**Required work**
A. Copy the passage of the Shitbox Showdown finals post starting at "But before the" and ending at "for the job.", changing "Ford" to "Dodge" throughout.
B. Set out the records starting at the line containing "lithology-layer [116,303,150,339]" and ending at the line containing "lithology-layer [116,1016,172,1026]" as a Markdown table with the columns Row and Record, skipping blank lines.

**Selection**
%%
It’s Friday! We’re at the end of our second week, and we have three finalists to choose from. “Hang on,” you’re saying, “Whaddaya mean three? There are four days between Sunday and Friday, four Shitbox Showdowns, and thus four winners.”
True, yes. But as I said before, I’m not including that glorious yellow Corvair that David found in this weekly finals competition. We here at Shitbox Showdown, Inc. have a strict $2,500 price cutoff, and I’m sorry, but the Corvair is over the line. This ain’t the wild west; this is Shitbox Showdown. There are rules.
But before the final vote, we need find out who our last finalist is, between that sweet V8 Chevy pickup and the straight six Ford:
The Ford has it. It’s hard to say no to a basic, no-bullshit truck like that ’93 F-150. Lots of people thought the Dreamsicle-colored Camper Special Chevy would make a great project, but “work truck” was the assignment, and for those purposes, the stick-shift F-150 is the right tool for the job.
So that leaves us with three vehicles, and as luck would have it, all three fit nicely into what I think of as the Gearhead Triumvirate: three vehicle archetypes — the project, the daily driver, and the truck — that work together to form one perfect automotive fleet. They complement each other, pick up each other’s slack, and when seen as one unit, make beautiful music together in any garage. Kind of like a power trio, but you know, a good power trio, like Rush or Sleater-Kinney, not like your cousin Randy’s band whose name we can’t print here.
%%
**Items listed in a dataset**
%%
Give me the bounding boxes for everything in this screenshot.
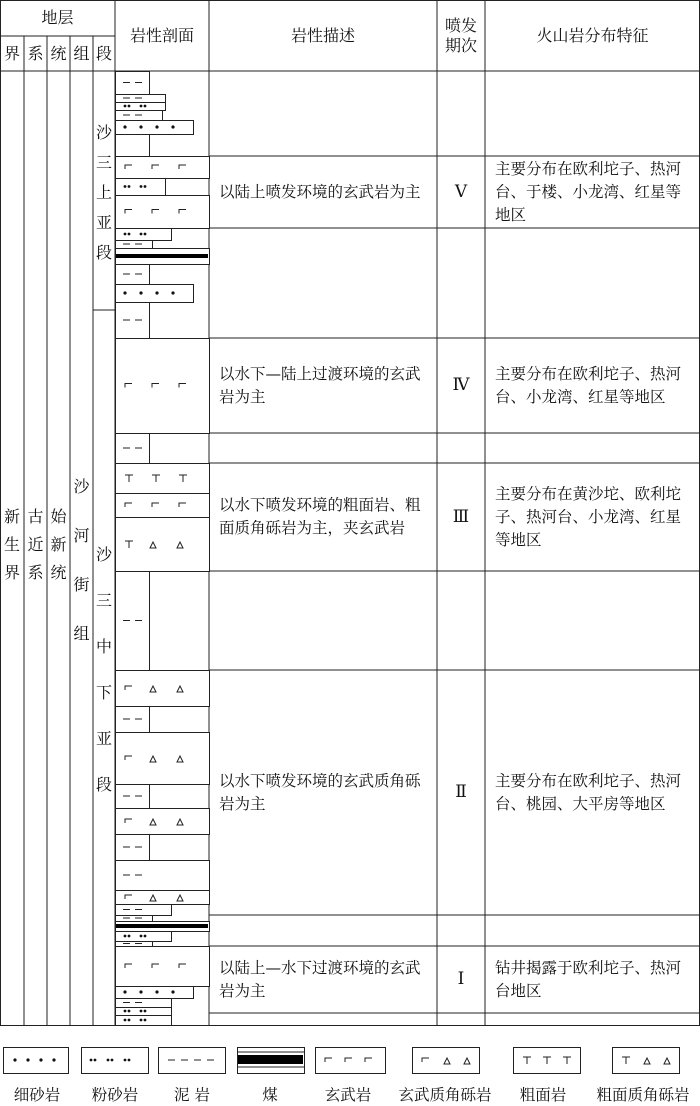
lithology-layer [116,303,150,339]
legend-label-basalt: 玄武岩 [324,1086,372,1104]
vertical-char: 统 [50,563,67,582]
lithology-layer [116,861,210,891]
vertical-char: 段 [95,242,112,262]
lithology-layer [116,72,150,95]
vertical-char: 段 [95,775,112,794]
vertical-char: 新 [3,507,20,526]
vertical-char: 沙 [73,477,90,496]
lithology-layer [116,733,210,785]
legend-label-siltstone: 粉砂岩 [91,1086,139,1104]
phase-III-number: Ⅲ [452,506,470,527]
lithology-layer [116,905,172,916]
lithology-column [116,72,210,1026]
lithology-layer [116,434,150,464]
lower-member-label [93,510,115,830]
lithology-layer [116,942,153,947]
lithology-layer [116,157,210,179]
vertical-char: 近 [27,535,44,554]
lithology-layer [116,249,210,265]
lithology-layer [116,241,153,249]
lithology-layer [116,809,210,835]
lithology-layer [116,265,150,285]
phase-V-number: Ⅴ [454,181,468,202]
header-jie: 界 [3,43,20,63]
vertical-char: 古 [27,507,44,526]
phase-IV-number: Ⅳ [452,375,470,395]
lithology-layer [116,196,210,229]
lithology-layer [116,835,150,861]
phase-II-number: Ⅱ [455,782,467,802]
tong-label [47,445,70,645]
vertical-char: 街 [73,575,90,594]
header-tong: 统 [50,43,67,63]
zu-label [70,420,93,700]
legend-swatch-coal [237,1048,305,1074]
header-zu: 组 [73,43,90,63]
lithology-layer [116,229,172,241]
vertical-char: 组 [73,624,90,643]
lithology-layer [116,999,172,1008]
lithology-layer [116,916,153,922]
lithology-layer [116,494,210,518]
lithology-layer [116,518,210,572]
lithology-layer [116,707,150,733]
vertical-char: 生 [3,535,20,554]
vertical-char: 下 [95,683,112,702]
lithology-layer [116,135,150,157]
lithology-layer [116,1008,172,1016]
phase-V-description: 以陆上喷发环境的玄武岩为主 [219,182,421,201]
lithology-layer [116,179,166,196]
vertical-char: 沙 [95,122,112,142]
lithology-layer [116,95,166,103]
legend-swatch-siltstone [82,1048,149,1074]
header-xi: 系 [27,43,44,63]
vertical-char: 中 [95,637,112,656]
header-eruption-phase: 喷发期次 [444,15,477,55]
lithology-layer [116,1016,172,1026]
legend-label-fine-sandstone: 细砂岩 [13,1086,61,1104]
vertical-char: 亚 [95,729,112,748]
legend-swatch-fine-sandstone [4,1048,69,1074]
header-lithology-section: 岩性剖面 [129,26,194,45]
lithology-layer [116,671,210,707]
vertical-char: 始 [50,507,67,526]
phase-IV-description: 以水下—陆上过渡环境的玄武岩为主 [219,364,421,406]
phase-I-number: Ⅰ [457,969,465,989]
upper-member-label [93,100,115,285]
legend-swatch-basaltic-breccia [413,1048,480,1074]
vertical-char: 三 [95,591,112,610]
legend [4,1048,680,1074]
lithology-layer [116,339,210,434]
vertical-char: 三 [95,152,112,172]
legend-swatch-mudstone [159,1048,226,1074]
vertical-char: 沙 [95,545,112,564]
header-distribution: 火山岩分布特征 [536,26,649,45]
lithology-layer [116,932,172,942]
phase-III-description: 以水下喷发环境的粗面岩、粗面质角砾岩为主，夹玄武岩 [219,496,421,537]
legend-swatch-trachyte [514,1048,581,1074]
lithology-layer [116,987,194,999]
legend-swatch-basalt [316,1048,386,1074]
vertical-char: 河 [73,526,90,545]
vertical-char: 新 [50,535,67,554]
header-lithology-description: 岩性描述 [290,26,355,45]
lithology-layer [116,111,163,121]
phase-III-distribution: 主要分布在黄沙坨、欧利坨子、热河台、小龙湾、红星等地区 [495,484,682,549]
lithology-layer [116,891,210,905]
header-stratum: 地层 [41,8,74,27]
phase-I-distribution: 钻井揭露于欧利坨子、热河台地区 [495,958,682,1000]
lithology-layer [116,785,150,809]
lithology-layer [116,572,150,671]
vertical-char: 界 [3,563,20,582]
lithology-layer [116,103,166,111]
legend-label-mudstone: 泥 岩 [174,1086,210,1104]
legend-swatch-trachytic-breccia [613,1048,680,1074]
legend-label-trachytic-breccia: 粗面质角砾岩 [596,1086,690,1104]
legend-label-basaltic-breccia: 玄武质角砾岩 [398,1086,492,1104]
lithology-layer [116,285,194,303]
phase-I-description: 以陆上—水下过渡环境的玄武岩为主 [219,958,421,1000]
header-duan: 段 [95,43,112,63]
vertical-char: 系 [27,563,44,582]
lithology-layer [116,922,210,932]
xi-label [24,445,47,645]
phase-V-distribution: 主要分布在欧利坨子、热河台、于楼、小龙湾、红星等地区 [495,159,682,224]
lithology-layer [116,121,194,135]
legend-label-coal: 煤 [262,1086,278,1104]
vertical-char: 上 [95,182,112,202]
jie-label [0,445,24,645]
phase-II-distribution: 主要分布在欧利坨子、热河台、桃园、大平房等地区 [495,771,682,813]
phase-II-description: 以水下喷发环境的玄武质角砾岩为主 [219,771,421,813]
lithology-layer [116,464,210,494]
lithology-layer [116,947,210,987]
vertical-char: 亚 [95,212,112,232]
phase-IV-distribution: 主要分布在欧利坨子、热河台、小龙湾、红星等地区 [495,364,682,406]
legend-label-trachyte: 粗面岩 [519,1086,567,1104]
%%
**Responses to the exercise**
A.
But before the final vote, we need find out who our last finalist is, between that sweet V8 Chevy pickup and the straight six Dodge:
The Dodge has it. It’s hard to say no to a basic, no-bullshit truck like that ’93 F-150. Lots of people thought the Dreamsicle-colored Camper Special Chevy would make a great project, but “work truck” was the assignment, and for those purposes, the stick-shift F-150 is the right tool for the job.

B.
| Row | Record |
|---|---|
| 1 | lithology-layer [116,303,150,339] |
| 2 | legend-label-basalt: 玄武岩 [324,1086,372,1104] |
| 3 | vertical-char: 统 [50,563,67,582] |
| 4 | lithology-layer [116,861,210,891] |
| 5 | vertical-char: 段 [95,242,112,262] |
| 6 | lithology-layer [116,72,150,95] |
| 7 | vertical-char: 段 [95,775,112,794] |
| 8 | vertical-char: 新 [3,507,20,526] |
| 9 | vertical-char: 沙 [73,477,90,496] |
| 10 | lithology-layer [116,733,210,785] |
| 11 | legend-label-siltstone: 粉砂岩 [91,1086,139,1104] |
| 12 | phase-III-number: Ⅲ [452,506,470,527] |
| 13 | lithology-layer [116,905,172,916] |
| 14 | lithology-column [116,72,210,1026] |
| 15 | lithology-layer [116,434,150,464] |
| 16 | lower-member-label [93,510,115,830] |
| 17 | lithology-layer [116,942,153,947] |
| 18 | lithology-layer [116,157,210,179] |
| 19 | vertical-char: 近 [27,535,44,554] |
| 20 | lithology-layer [116,249,210,265] |
| 21 | lithology-layer [116,241,153,249] |
| 22 | lithology-layer [116,809,210,835] |
| 23 | lithology-layer [116,265,150,285] |
| 24 | phase-V-number: Ⅴ [454,181,468,202] |
| 25 | header-jie: 界 [3,43,20,63] |
| 26 | vertical-char: 古 [27,507,44,526] |
| 27 | phase-IV-number: Ⅳ [452,375,470,395] |
| 28 | lithology-layer [116,196,210,229] |
| 29 | lithology-layer [116,835,150,861] |
| 30 | phase-II-number: Ⅱ [455,782,467,802] |
| 31 | tong-label [47,445,70,645] |
| 32 | vertical-char: 街 [73,575,90,594] |
| 33 | header-tong: 统 [50,43,67,63] |
| 34 | zu-label [70,420,93,700] |
| 35 | legend-swatch-coal [237,1048,305,1074] |
| 36 | header-zu: 组 [73,43,90,63] |
| 37 | lithology-layer [116,229,172,241] |
| 38 | vertical-char: 组 [73,624,90,643] |
| 39 | lithology-layer [116,999,172,1008] |
| 40 | lithology-layer [116,916,153,922] |
| 41 | lithology-layer [116,494,210,518] |
| 42 | lithology-layer [116,518,210,572] |
| 43 | lithology-layer [116,707,150,733] |
| 44 | vertical-char: 生 [3,535,20,554] |
| 45 | vertical-char: 下 [95,683,112,702] |
| 46 | lithology-layer [116,135,150,157] |
| 47 | lithology-layer [116,1008,172,1016] |
| 48 | phase-V-description: 以陆上喷发环境的玄武岩为主 [219,182,421,201] |
| 49 | lithology-layer [116,179,166,196] |
| 50 | vertical-char: 沙 [95,122,112,142] |
| 51 | lithology-layer [116,95,166,103] |
| 52 | legend-swatch-siltstone [82,1048,149,1074] |
| 53 | header-xi: 系 [27,43,44,63] |
| 54 | vertical-char: 中 [95,637,112,656] |
| 55 | header-eruption-phase: 喷发期次 [444,15,477,55] |
| 56 | lithology-layer [116,1016,172,1026] |